■ Problem ■
State only how many lines below include the string "territoire".

[Figure record listings]
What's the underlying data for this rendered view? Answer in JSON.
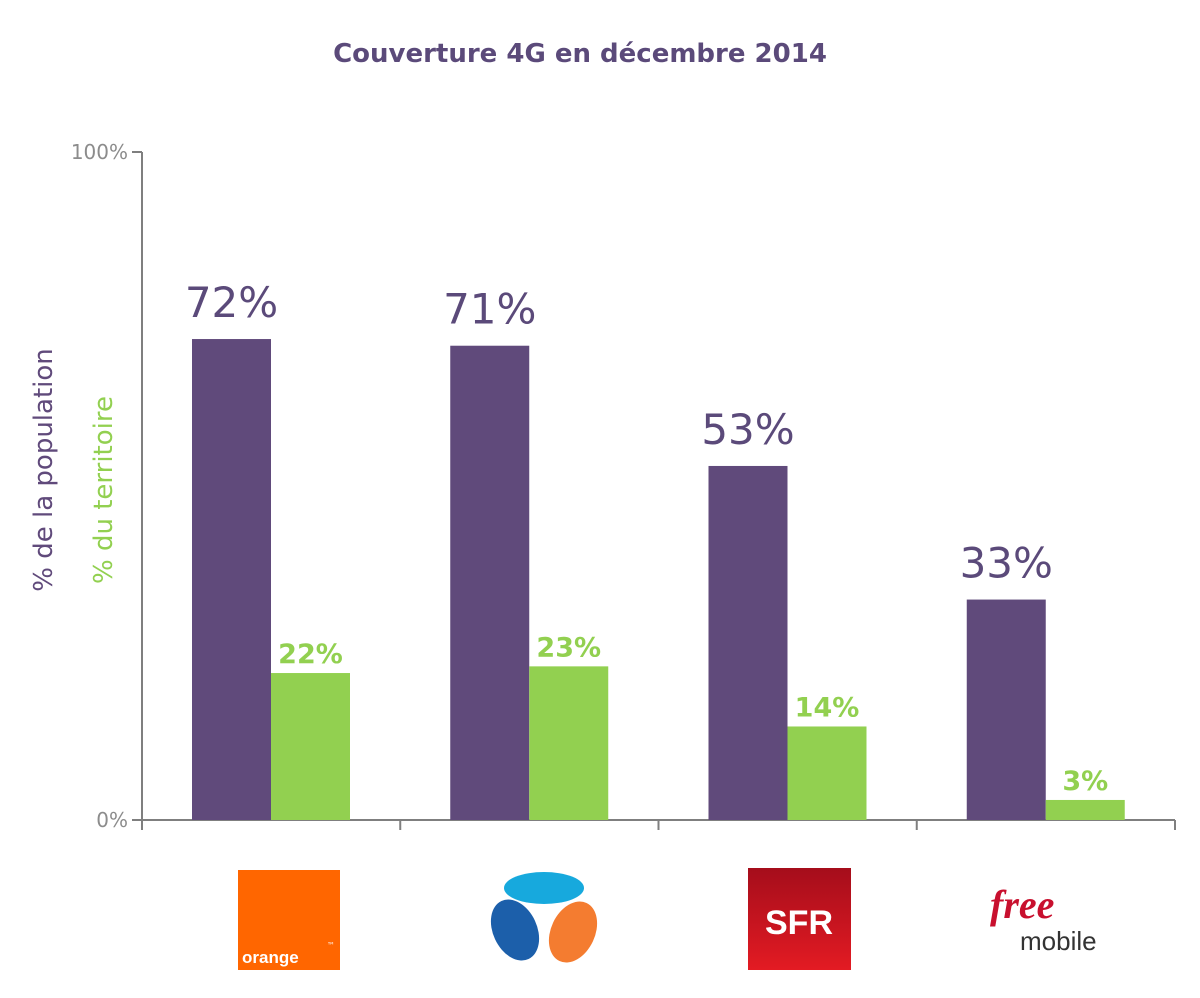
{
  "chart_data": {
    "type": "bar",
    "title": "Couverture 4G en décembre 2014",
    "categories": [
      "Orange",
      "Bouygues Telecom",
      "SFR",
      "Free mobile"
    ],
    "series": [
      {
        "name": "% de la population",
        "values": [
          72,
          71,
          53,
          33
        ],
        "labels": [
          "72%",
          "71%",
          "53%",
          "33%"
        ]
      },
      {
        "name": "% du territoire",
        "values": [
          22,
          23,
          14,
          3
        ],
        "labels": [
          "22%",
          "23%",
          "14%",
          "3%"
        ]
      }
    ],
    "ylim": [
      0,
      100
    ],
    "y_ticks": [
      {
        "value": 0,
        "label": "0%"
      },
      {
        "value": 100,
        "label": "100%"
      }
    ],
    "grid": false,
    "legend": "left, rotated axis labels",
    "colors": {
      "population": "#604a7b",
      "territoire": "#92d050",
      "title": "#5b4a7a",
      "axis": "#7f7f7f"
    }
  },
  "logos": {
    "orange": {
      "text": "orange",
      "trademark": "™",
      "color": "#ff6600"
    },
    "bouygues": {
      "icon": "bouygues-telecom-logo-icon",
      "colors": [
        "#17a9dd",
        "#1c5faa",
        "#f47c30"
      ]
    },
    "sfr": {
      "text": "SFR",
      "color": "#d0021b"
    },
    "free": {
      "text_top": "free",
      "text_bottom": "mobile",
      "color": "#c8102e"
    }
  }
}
--
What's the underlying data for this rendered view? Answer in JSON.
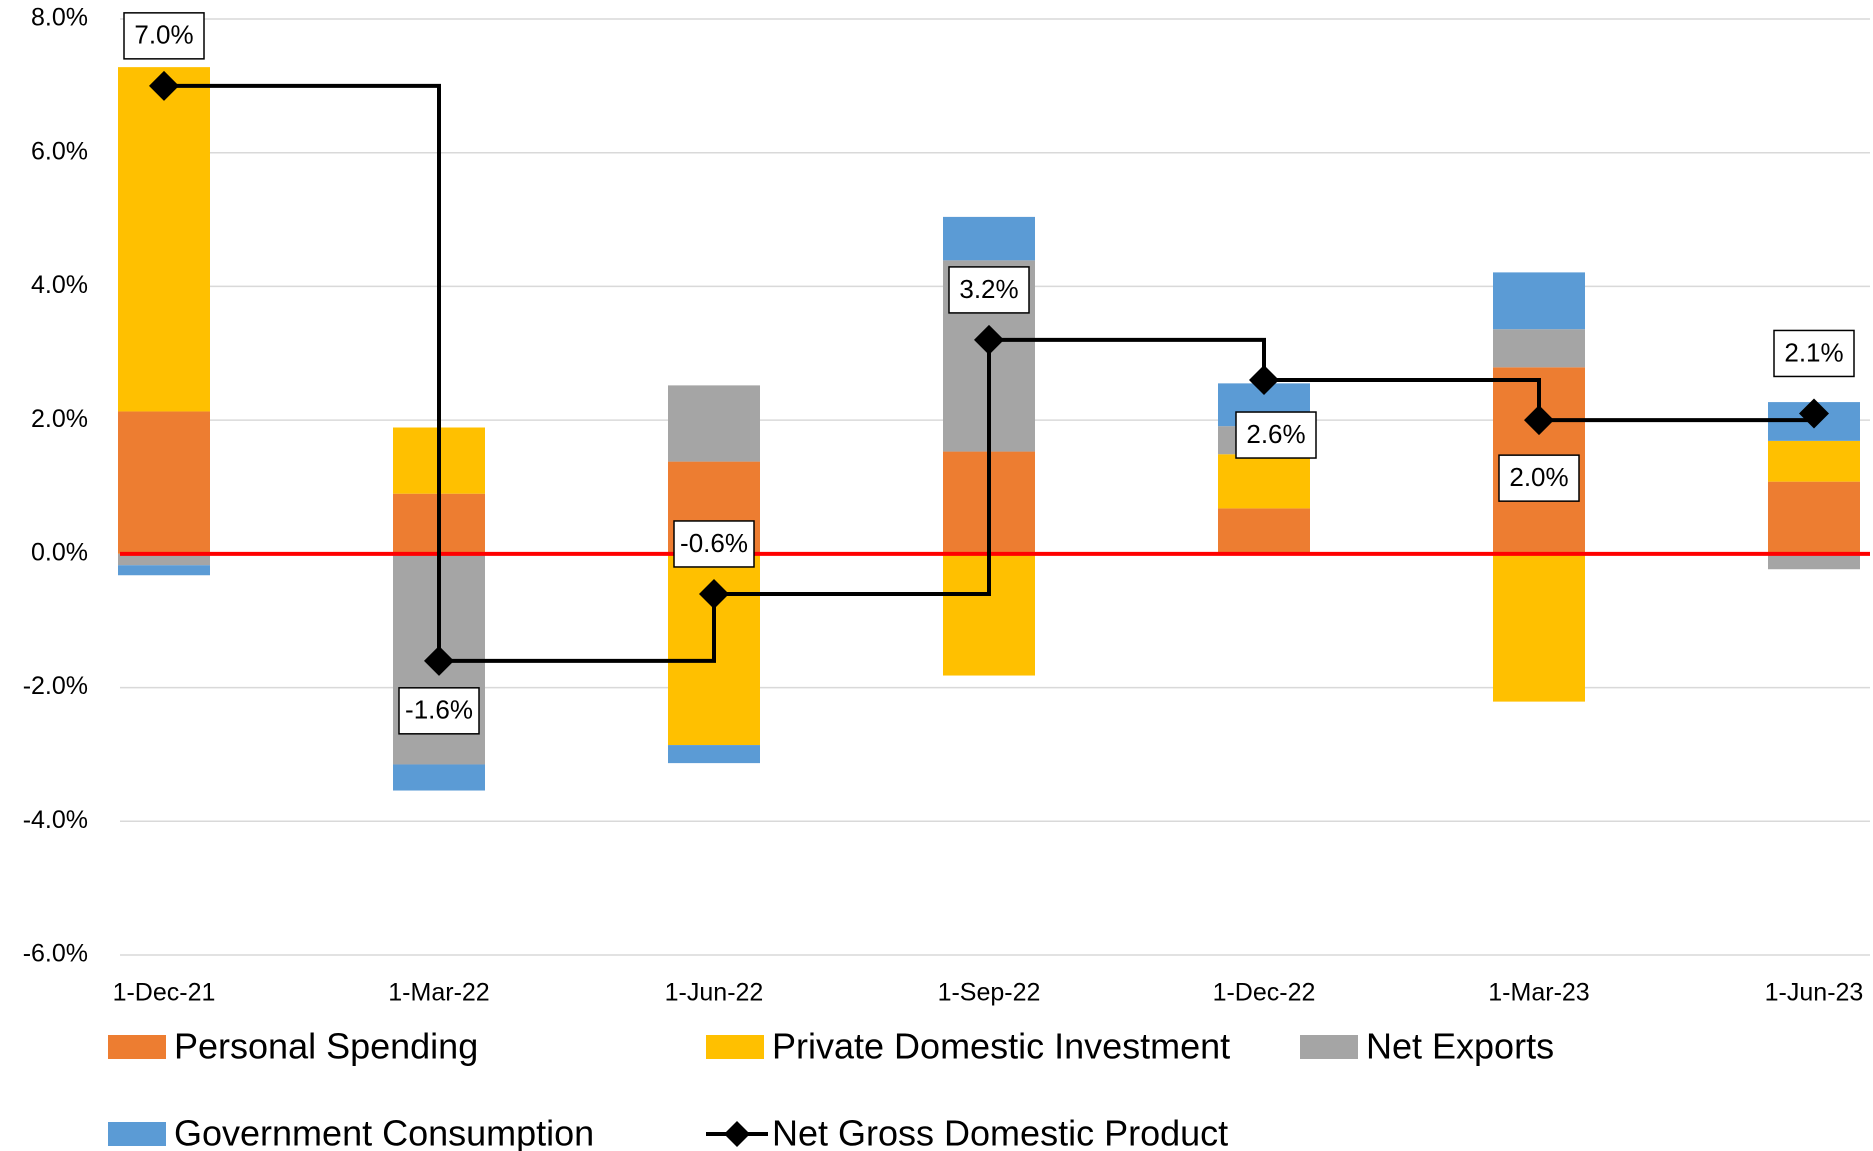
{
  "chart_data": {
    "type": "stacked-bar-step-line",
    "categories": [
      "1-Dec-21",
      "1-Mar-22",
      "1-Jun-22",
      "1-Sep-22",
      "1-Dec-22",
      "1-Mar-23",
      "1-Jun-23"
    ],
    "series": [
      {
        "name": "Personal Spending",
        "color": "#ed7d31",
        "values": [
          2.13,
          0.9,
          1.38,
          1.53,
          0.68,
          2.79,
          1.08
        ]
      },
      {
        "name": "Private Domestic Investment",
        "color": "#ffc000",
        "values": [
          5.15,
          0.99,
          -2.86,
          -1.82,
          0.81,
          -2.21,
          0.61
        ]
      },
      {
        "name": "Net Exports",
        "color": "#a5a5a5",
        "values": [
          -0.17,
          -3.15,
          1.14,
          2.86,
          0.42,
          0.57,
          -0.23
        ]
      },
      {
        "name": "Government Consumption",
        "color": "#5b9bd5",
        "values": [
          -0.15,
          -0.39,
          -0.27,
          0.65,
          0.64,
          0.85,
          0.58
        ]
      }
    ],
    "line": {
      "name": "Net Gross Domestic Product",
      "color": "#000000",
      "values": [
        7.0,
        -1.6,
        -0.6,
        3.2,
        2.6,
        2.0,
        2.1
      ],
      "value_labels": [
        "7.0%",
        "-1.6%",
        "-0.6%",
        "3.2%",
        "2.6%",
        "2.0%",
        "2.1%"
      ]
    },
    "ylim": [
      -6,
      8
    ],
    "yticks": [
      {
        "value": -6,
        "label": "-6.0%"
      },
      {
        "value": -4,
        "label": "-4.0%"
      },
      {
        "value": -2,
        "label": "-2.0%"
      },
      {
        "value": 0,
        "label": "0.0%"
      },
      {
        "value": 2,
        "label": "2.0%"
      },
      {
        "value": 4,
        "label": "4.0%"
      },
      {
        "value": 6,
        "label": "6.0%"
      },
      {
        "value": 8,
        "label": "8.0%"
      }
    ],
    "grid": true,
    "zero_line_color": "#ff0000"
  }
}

■ Correct result ■
2